>> begin

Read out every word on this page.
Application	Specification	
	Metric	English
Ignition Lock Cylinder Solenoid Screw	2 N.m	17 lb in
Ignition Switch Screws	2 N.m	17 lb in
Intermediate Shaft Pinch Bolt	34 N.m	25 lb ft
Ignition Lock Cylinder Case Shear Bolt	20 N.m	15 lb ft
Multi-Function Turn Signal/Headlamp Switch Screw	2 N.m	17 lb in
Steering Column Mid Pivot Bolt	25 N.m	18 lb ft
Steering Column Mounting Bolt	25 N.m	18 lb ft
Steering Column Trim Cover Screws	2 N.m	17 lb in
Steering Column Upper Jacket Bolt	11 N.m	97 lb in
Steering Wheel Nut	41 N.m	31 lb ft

>> end
>> begin

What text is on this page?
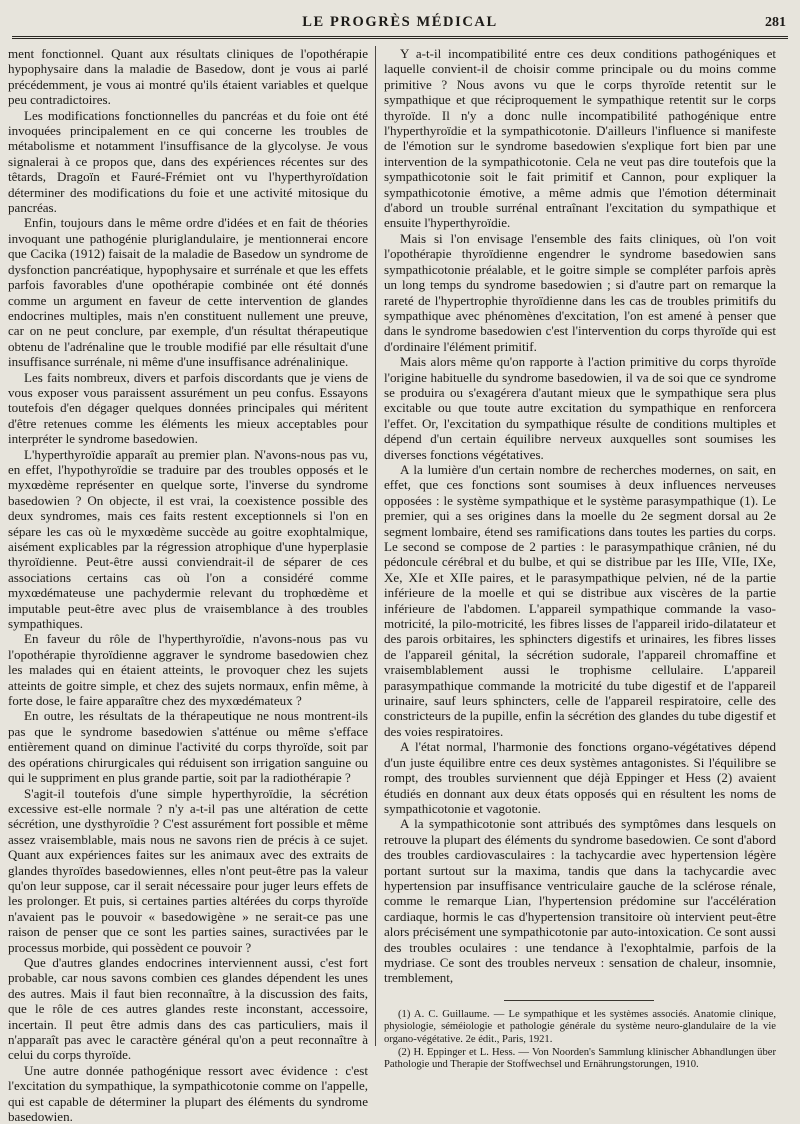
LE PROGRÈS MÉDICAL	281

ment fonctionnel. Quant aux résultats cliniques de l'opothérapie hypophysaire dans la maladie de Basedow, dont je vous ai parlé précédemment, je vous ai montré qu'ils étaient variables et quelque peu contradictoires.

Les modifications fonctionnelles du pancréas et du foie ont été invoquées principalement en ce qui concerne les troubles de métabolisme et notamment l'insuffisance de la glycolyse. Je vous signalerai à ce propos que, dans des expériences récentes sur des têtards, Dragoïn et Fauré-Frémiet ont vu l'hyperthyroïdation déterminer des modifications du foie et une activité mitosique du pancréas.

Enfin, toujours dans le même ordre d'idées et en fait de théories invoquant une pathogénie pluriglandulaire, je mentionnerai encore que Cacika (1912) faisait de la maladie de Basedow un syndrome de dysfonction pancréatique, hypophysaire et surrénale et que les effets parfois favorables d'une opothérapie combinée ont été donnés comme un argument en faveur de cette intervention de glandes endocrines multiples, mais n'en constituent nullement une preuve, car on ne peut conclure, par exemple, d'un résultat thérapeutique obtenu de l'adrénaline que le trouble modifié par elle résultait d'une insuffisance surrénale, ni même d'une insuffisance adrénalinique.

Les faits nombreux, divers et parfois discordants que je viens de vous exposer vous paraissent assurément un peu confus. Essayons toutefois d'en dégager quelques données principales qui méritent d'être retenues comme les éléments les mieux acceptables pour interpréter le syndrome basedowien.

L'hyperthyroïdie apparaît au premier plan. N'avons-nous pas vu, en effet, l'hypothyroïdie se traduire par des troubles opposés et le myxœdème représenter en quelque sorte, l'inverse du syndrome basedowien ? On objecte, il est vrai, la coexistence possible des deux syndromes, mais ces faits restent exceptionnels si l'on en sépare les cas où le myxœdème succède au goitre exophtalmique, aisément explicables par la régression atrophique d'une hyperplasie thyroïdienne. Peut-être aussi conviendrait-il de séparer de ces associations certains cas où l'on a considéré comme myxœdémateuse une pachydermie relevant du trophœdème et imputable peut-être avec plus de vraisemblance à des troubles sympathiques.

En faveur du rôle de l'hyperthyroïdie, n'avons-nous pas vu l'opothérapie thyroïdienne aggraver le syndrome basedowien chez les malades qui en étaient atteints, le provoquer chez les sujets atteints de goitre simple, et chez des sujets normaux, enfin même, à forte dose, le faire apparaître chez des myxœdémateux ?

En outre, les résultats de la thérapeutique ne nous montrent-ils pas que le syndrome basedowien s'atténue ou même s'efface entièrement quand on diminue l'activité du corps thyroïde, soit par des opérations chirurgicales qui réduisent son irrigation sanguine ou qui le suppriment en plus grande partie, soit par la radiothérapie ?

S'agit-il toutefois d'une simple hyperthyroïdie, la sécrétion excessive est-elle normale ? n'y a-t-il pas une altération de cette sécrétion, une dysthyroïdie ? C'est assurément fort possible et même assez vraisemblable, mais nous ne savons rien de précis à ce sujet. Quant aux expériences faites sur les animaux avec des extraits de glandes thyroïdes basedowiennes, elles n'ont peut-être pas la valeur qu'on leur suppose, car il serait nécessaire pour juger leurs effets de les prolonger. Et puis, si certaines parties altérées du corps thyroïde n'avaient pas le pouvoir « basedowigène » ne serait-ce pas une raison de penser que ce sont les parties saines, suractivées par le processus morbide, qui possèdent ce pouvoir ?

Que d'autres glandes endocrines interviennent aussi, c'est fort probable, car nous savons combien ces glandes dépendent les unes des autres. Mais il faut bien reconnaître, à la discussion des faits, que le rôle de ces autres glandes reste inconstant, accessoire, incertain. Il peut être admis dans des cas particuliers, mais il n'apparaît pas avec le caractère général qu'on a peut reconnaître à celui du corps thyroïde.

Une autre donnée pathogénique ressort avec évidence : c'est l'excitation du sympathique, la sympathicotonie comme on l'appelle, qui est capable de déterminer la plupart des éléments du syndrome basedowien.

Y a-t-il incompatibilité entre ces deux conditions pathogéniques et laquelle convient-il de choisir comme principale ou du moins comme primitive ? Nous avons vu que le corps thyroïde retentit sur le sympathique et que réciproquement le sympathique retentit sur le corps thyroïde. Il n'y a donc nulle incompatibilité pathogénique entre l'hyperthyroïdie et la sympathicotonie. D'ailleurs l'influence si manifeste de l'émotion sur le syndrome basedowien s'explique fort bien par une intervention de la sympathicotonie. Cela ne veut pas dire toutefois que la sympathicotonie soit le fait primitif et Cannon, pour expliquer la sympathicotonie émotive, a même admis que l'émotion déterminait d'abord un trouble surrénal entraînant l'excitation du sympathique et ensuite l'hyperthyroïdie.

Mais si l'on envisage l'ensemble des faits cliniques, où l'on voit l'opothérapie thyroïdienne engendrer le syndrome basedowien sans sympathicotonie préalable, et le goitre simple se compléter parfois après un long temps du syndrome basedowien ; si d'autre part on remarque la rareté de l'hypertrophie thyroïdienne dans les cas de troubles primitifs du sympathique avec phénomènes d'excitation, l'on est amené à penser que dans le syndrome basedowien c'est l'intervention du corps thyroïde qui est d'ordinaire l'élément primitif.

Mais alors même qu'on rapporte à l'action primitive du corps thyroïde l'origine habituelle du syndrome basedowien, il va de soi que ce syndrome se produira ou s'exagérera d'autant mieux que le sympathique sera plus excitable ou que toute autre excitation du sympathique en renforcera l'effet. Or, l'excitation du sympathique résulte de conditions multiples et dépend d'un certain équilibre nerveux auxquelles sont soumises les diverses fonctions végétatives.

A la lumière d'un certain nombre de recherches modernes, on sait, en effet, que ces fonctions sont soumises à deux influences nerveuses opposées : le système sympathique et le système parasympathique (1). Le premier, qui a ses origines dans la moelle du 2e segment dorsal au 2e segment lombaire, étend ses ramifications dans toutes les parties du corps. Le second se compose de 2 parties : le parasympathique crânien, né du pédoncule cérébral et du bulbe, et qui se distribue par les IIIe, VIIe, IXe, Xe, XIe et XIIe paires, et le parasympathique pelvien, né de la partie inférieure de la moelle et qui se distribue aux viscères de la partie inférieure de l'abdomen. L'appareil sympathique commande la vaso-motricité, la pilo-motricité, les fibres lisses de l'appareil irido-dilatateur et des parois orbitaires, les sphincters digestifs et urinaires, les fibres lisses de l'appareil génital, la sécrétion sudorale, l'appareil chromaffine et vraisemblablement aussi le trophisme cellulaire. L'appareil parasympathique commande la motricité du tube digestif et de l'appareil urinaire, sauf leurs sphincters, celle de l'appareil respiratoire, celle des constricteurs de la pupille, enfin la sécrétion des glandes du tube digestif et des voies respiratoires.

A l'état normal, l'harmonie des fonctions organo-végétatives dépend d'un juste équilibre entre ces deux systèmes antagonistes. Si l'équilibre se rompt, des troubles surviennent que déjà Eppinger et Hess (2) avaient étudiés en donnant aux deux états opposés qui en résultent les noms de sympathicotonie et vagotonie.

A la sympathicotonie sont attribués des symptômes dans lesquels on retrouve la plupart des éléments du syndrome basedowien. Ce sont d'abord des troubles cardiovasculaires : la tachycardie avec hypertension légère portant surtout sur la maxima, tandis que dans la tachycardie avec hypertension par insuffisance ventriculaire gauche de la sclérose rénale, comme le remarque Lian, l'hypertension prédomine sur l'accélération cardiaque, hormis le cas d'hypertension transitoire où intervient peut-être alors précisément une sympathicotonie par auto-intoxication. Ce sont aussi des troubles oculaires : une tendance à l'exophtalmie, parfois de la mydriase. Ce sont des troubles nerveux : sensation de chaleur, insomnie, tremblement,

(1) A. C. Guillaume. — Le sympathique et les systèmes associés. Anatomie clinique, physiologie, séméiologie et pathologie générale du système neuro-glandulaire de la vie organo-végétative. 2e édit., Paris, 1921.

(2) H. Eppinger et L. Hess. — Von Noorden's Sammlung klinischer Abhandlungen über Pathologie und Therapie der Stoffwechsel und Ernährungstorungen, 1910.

>> end

### [Task details]
Look through the listing above. Pick out each line with "étaient" and copy it.

### [Final result]
ment fonctionnel. Quant aux résultats cliniques de l'opothérapie hypophysaire dans la maladie de Basedow, dont je vous ai parlé précédemment, je vous ai montré qu'ils étaient variables et quelque peu contradictoires.
En faveur du rôle de l'hyperthyroïdie, n'avons-nous pas vu l'opothérapie thyroïdienne aggraver le syndrome basedowien chez les malades qui en étaient atteints, le provoquer chez les sujets atteints de goitre simple, et chez des sujets normaux, enfin même, à forte dose, le faire apparaître chez des myxœdémateux ?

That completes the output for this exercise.